Unternehmeredition: Herr Dr. Heinemann, die Roland Berger-Studie zeigt, dass bis zu 30% des erwarteten Wertes einer Fusion verloren gehen können, wenn kulturelle Integration vernachlässigt wird. Warum ist dieser Faktor so entscheidend?

Dr. Patrick Heinemann: Kulturelle Integration ist oft der entscheidende Hebel, um den langfristigen Erfolg einer Fusion zu sichern. Kultur beeinflusst, wie Entscheidungen getroffen werden, wie Zusammenarbeit funktioniert und wie sich Mitarbeitende in der Organisation verhalten. Wenn diese Aspekte nicht berücksichtigt werden, kann das die Umsetzung strategischer und operativer Ziele erheblich behindern. Gleichzeitig sehen wir, dass kulturelle Prinzipien nicht nur „weiche Faktoren“ sind – sie müssen in die Strukturen und Prozesse der Zielorganisation integriert werden. Nur wenn Kultur und operative Gestaltung im Einklang stehen, kann eine Fusion wirklich Mehrwert schaffen.

# Liste der Einträge
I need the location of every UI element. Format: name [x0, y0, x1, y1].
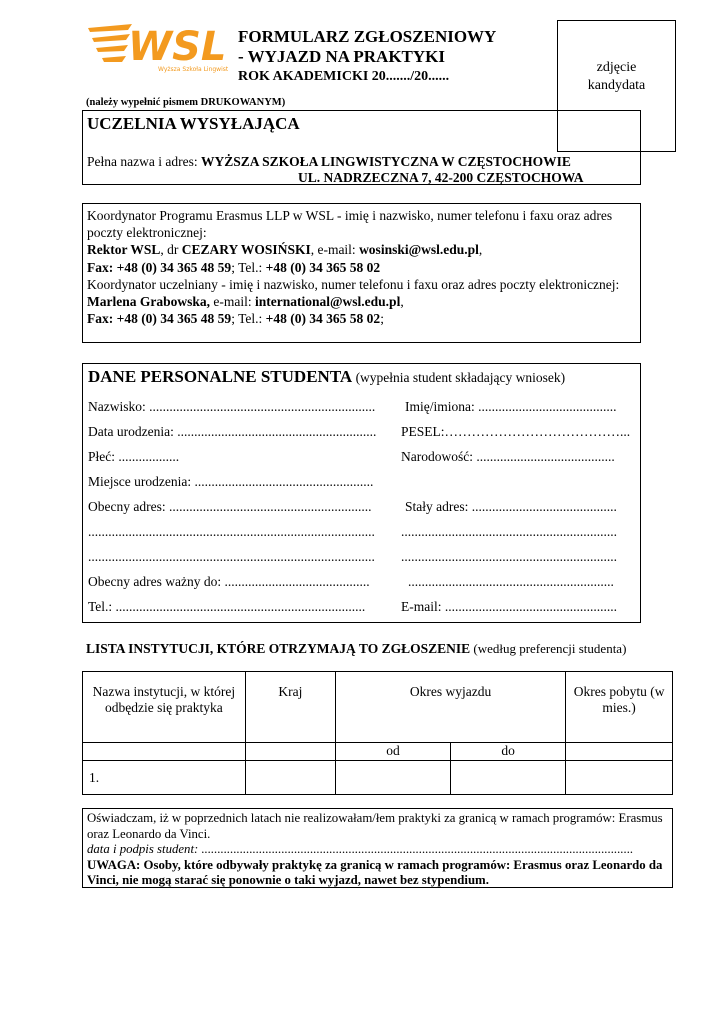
- col-institution: Nazwa instytucji, w której odbędzie się praktyka: [83, 672, 246, 743]
- rector-name: CEZARY WOSIŃSKI: [181, 242, 311, 258]
- institutions-list-heading: [86, 641, 646, 656]
- nationality-field[interactable]: Narodowość: .........................................: [401, 449, 615, 464]
- coordinator-section: [82, 203, 641, 343]
- col-to: do: [451, 743, 566, 761]
- permanent-address-field[interactable]: Stały adres: ...........................................: [405, 499, 617, 514]
- email-label-2: e-mail:: [210, 294, 255, 310]
- fax-label-1: Fax: [87, 259, 109, 275]
- title-line2: - WYJAZD NA PRAKTYKI: [238, 47, 446, 66]
- permanent-address-line-2[interactable]: ................................................................: [401, 524, 617, 539]
- subheader-empty-2: [245, 743, 335, 761]
- tel-1: +48 (0) 34 365 58 02: [265, 259, 381, 275]
- tel-label-2: ; Tel.:: [231, 311, 266, 327]
- wsl-logo-graphic: [88, 18, 228, 74]
- fax-1: : +48 (0) 34 365 48 59: [108, 259, 232, 275]
- email-1: wosinski@wsl.edu.pl: [359, 242, 479, 258]
- phone-field[interactable]: Tel.: ..........................................................................: [88, 599, 366, 614]
- cell-stay[interactable]: [566, 761, 673, 795]
- sending-heading: UCZELNIA WYSYŁAJĄCA: [87, 114, 300, 133]
- col-country: Kraj: [245, 672, 335, 743]
- col-from: od: [335, 743, 450, 761]
- rector-dr: , dr: [160, 242, 182, 258]
- photo-label-1: zdjęcie: [596, 60, 637, 75]
- permanent-address-line-3[interactable]: ................................................................: [401, 549, 617, 564]
- birth-place-field[interactable]: Miejsce urodzenia: .....................................................: [88, 474, 374, 489]
- birth-date-field[interactable]: Data urodzenia: ...........................................................: [88, 424, 377, 439]
- warning-text: UWAGA: Osoby, które odbywały praktykę za granicą w ramach programów: Erasmus oraz Leonardo da Vinci, nie mogą starać się ponownie o taki wyjazd, nawet bez stypendium.: [87, 857, 663, 887]
- col-stay: Okres pobytu (w mies.): [566, 672, 673, 743]
- cell-from[interactable]: [335, 761, 450, 795]
- declaration-text: Oświadczam, iż w poprzednich latach nie realizowałam/łem praktyki za granicą w ramach programów: Erasmus oraz Leonardo da Vinci.: [87, 811, 663, 841]
- title-line1: FORMULARZ ZGŁOSZENIOWY: [238, 27, 497, 46]
- cell-country[interactable]: [245, 761, 335, 795]
- coordinator-2-name: Marlena Grabowska,: [87, 294, 210, 310]
- first-name-field[interactable]: Imię/imiona: .........................................: [405, 399, 617, 414]
- col-period: Okres wyjazdu: [335, 672, 565, 743]
- lista-heading-text: LISTA INSTYTUCJI, KTÓRE OTRZYMAJĄ TO ZGŁOSZENIE: [86, 641, 471, 656]
- tel-label-1: ; Tel.:: [231, 259, 266, 275]
- address-valid-until-extra[interactable]: .............................................................: [408, 574, 614, 589]
- table-subheader-row: [83, 743, 673, 761]
- rector-line: Rektor WSL, dr CEZARY WOSIŃSKI, e-mail: wosinski@wsl.edu.pl,: [87, 242, 483, 258]
- fax-line-2: [87, 310, 636, 327]
- personal-heading-note: (wypełnia student składający wniosek): [352, 370, 566, 385]
- personal-data-section: [82, 363, 641, 623]
- rector-title: Rektor WSL: [87, 242, 161, 258]
- personal-heading: [88, 367, 565, 387]
- pesel-field[interactable]: PESEL:…………………………………...: [401, 424, 631, 439]
- lista-heading-note: (według preferencji studenta): [470, 641, 627, 656]
- row-number: 1.: [83, 761, 246, 795]
- current-address-line-2[interactable]: .....................................................................................: [88, 524, 375, 539]
- fax-2: : +48 (0) 34 365 48 59: [108, 311, 232, 327]
- signature-field[interactable]: data i podpis student: .......................................................................................................................................: [87, 842, 634, 856]
- current-address-line-3[interactable]: .....................................................................................: [88, 549, 375, 564]
- fax-label-2: Fax: [87, 311, 109, 327]
- photo-label-2: kandydata: [587, 78, 646, 93]
- institutions-table: [82, 671, 673, 795]
- coordinator-intro-1: Koordynator Programu Erasmus LLP w WSL - imię i nazwisko, numer telefonu i faxu oraz adres poczty elektronicznej:: [87, 208, 613, 241]
- address-valid-until-field[interactable]: Obecny adres ważny do: ...........................................: [88, 574, 370, 589]
- svg-text:Wyższa Szkoła Lingwistyczna: Wyższa Szkoła Lingwist: [158, 66, 228, 73]
- coordinator-intro-2: Koordynator uczelniany - imię i nazwisko, numer telefonu i faxu oraz adres poczty elektronicznej:: [87, 276, 620, 292]
- email-field[interactable]: E-mail: ...................................................: [401, 599, 617, 614]
- email-2: international@wsl.edu.pl: [254, 294, 401, 310]
- personal-heading-text: DANE PERSONALNE STUDENTA: [88, 367, 353, 386]
- declaration-box: [82, 808, 673, 888]
- sex-field[interactable]: Płeć: ..................: [88, 449, 180, 464]
- sending-label: Pełna nazwa i adres:: [87, 154, 201, 169]
- fax-line-1: [87, 259, 636, 276]
- wsl-logo: [88, 18, 228, 74]
- sending-address: UL. NADRZECZNA 7, 42-200 CZĘSTOCHOWA: [298, 170, 584, 185]
- email-label-1: , e-mail:: [310, 242, 360, 258]
- subheader-empty-1: [83, 743, 246, 761]
- subheader-empty-3: [566, 743, 673, 761]
- sending-name-line: [87, 154, 571, 170]
- academic-year: ROK AKADEMICKI 20......./20......: [238, 69, 450, 84]
- coordinator-2-line: Marlena Grabowska, e-mail: international@wsl.edu.pl,: [87, 294, 404, 310]
- table-header-row: [83, 672, 673, 743]
- tel-2-end: ;: [380, 311, 384, 327]
- sending-institution-section: [82, 110, 641, 185]
- sending-name: WYŻSZA SZKOŁA LINGWISTYCZNA W CZĘSTOCHOWIE: [200, 154, 571, 169]
- print-note: (należy wypełnić pismem DRUKOWANYM): [86, 97, 286, 108]
- surname-field[interactable]: Nazwisko: ...................................................................: [88, 399, 376, 414]
- svg-text:WSL: WSL: [128, 24, 227, 70]
- current-address-field[interactable]: Obecny adres: ............................................................: [88, 499, 372, 514]
- form-title: [238, 27, 496, 87]
- cell-to[interactable]: [451, 761, 566, 795]
- table-row[interactable]: [83, 761, 673, 795]
- tel-2: +48 (0) 34 365 58 02: [265, 311, 381, 327]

# Zu erledigen
1 > Übersetzen Sie den folgenden Satz aus dem Textauszug ins Englische: „Kulturelle Integration ist oft der entscheidende Hebel, um den langfristigen Erfolg einer Fusion zu sichern.“
2 > Beantworten Sie anhand des Textauszugs kurz diese Fragen:
(a) Bis zu welchem Anteil des erwarteten Wertes einer Fusion kann laut der Roland Berger-Studie verloren gehen, wenn kulturelle Integration vernachlässigt wird?
(b) Welche drei Dinge beeinflusst Kultur laut Dr. Heinemann?
(c) Worin müssen kulturelle Prinzipien integriert werden?
3 > Führen Sie den Textauszug über kulturelle Integration bei Fusionen im Anschluss an seinen letzten Satz weiter.
Die Einträge stehen in keinem Zusammenhang mit dem Textauszug.

# Lösungen
1 > Cultural integration is often the decisive lever for securing the long-term success of a merger.

2 >
(a) Bis zu 30 %.
(b) Wie Entscheidungen getroffen werden, wie Zusammenarbeit funktioniert und wie sich Mitarbeitende in der Organisation verhalten.
(c) In die Strukturen und Prozesse der Zielorganisation.

3 >
Dr. Jörg Delhaes: Das unterstreichend: Es geht nicht nur um eine theoretische Abstimmung, sondern darum, kulturelle Unterschiede aktiv in den Prozess einzubringen. Oft werden kulturelle Barrieren erst sichtbar, wenn es schon zu spät ist. Deshalb ist es entscheidend, kulturelle Arbeit als festen Bestandteil der Integration von Anfang an mitzudenken.

Gibt es typische Stolpersteine, die Unternehmen immer wieder übersehen?

Dr. Heinemann: Ein häufiges Problem ist, dass kulturelle Themen erst nach dem Closing angegangen werden. Dabei beginnt die kulturelle Integration schon vor dem Signing, insbesondere bei der Planung der Zielorganisation – dem sogenannten Target Operating Model (TOM). Ein weiterer Stolperstein ist die Annahme, dass eine Kultur einfach übernommen werden kann. Kultur ist kein „One-Size-Fits-All“-Ansatz. Stattdessen geht es darum, eine gemeinsame Vision zu entwickeln, die die besten Elemente beider Organisationen miteinander verbindet.

Hinzu kommt, dass Unternehmen oft die Tiefe der Integration unterschätzen. Kulturelle Prinzipien sollten nicht nur auf der Ebene von Werten oder Verhaltensnormen betrachtet werden, sondern auch Governance, Entscheidungsprozesse und operative Strukturen prägen. Diese Dimensionen werden häufig übersehen, obwohl sie für eine erfolgreiche Integration essenziell sind.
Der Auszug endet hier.